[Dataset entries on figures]

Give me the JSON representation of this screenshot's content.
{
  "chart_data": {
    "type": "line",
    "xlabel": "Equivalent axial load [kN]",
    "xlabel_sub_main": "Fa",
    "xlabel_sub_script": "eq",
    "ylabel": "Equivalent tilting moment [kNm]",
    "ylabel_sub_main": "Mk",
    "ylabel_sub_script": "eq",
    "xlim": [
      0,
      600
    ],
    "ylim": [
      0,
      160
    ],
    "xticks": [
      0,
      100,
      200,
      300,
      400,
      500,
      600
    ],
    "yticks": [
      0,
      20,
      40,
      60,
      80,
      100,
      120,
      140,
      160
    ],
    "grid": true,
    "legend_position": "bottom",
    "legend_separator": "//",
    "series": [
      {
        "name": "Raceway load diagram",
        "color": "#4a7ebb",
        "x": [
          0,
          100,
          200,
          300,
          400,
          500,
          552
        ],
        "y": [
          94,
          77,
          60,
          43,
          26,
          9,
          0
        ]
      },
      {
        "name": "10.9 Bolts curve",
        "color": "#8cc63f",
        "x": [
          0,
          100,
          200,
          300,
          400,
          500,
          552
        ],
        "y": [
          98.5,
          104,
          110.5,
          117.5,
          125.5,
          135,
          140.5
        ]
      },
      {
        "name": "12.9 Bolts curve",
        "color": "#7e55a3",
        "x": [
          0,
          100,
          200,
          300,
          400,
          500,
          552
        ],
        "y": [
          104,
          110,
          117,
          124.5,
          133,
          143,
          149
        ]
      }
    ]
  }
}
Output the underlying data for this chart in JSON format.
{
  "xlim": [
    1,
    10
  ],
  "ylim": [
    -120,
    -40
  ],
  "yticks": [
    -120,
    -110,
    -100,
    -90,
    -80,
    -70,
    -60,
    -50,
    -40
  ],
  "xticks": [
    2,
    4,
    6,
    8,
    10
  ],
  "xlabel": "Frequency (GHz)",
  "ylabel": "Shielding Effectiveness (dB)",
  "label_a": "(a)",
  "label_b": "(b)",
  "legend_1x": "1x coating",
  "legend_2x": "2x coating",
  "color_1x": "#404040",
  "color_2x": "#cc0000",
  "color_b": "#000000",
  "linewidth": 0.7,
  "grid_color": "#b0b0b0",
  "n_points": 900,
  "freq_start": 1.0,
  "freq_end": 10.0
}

SHORT TASK> Please reproduce each line exactly as written.

EXERCISE RESULT>
Give me the JSON representation of this screenshot's content.
{
  "chart_data": {
    "type": "line",
    "xlabel": "Equivalent axial load [kN]",
    "xlabel_sub_main": "Fa",
    "xlabel_sub_script": "eq",
    "ylabel": "Equivalent tilting moment [kNm]",
    "ylabel_sub_main": "Mk",
    "ylabel_sub_script": "eq",
    "xlim": [
      0,
      600
    ],
    "ylim": [
      0,
      160
    ],
    "xticks": [
      0,
      100,
      200,
      300,
      400,
      500,
      600
    ],
    "yticks": [
      0,
      20,
      40,
      60,
      80,
      100,
      120,
      140,
      160
    ],
    "grid": true,
    "legend_position": "bottom",
    "legend_separator": "//",
    "series": [
      {
        "name": "Raceway load diagram",
        "color": "#4a7ebb",
        "x": [
          0,
          100,
          200,
          300,
          400,
          500,
          552
        ],
        "y": [
          94,
          77,
          60,
          43,
          26,
          9,
          0
        ]
      },
      {
        "name": "10.9 Bolts curve",
        "color": "#8cc63f",
        "x": [
          0,
          100,
          200,
          300,
          400,
          500,
          552
        ],
        "y": [
          98.5,
          104,
          110.5,
          117.5,
          125.5,
          135,
          140.5
        ]
      },
      {
        "name": "12.9 Bolts curve",
        "color": "#7e55a3",
        "x": [
          0,
          100,
          200,
          300,
          400,
          500,
          552
        ],
        "y": [
          104,
          110,
          117,
          124.5,
          133,
          143,
          149
        ]
      }
    ]
  }
}
Output the underlying data for this chart in JSON format.
{
  "xlim": [
    1,
    10
  ],
  "ylim": [
    -120,
    -40
  ],
  "yticks": [
    -120,
    -110,
    -100,
    -90,
    -80,
    -70,
    -60,
    -50,
    -40
  ],
  "xticks": [
    2,
    4,
    6,
    8,
    10
  ],
  "xlabel": "Frequency (GHz)",
  "ylabel": "Shielding Effectiveness (dB)",
  "label_a": "(a)",
  "label_b": "(b)",
  "legend_1x": "1x coating",
  "legend_2x": "2x coating",
  "color_1x": "#404040",
  "color_2x": "#cc0000",
  "color_b": "#000000",
  "linewidth": 0.7,
  "grid_color": "#b0b0b0",
  "n_points": 900,
  "freq_start": 1.0,
  "freq_end": 10.0
}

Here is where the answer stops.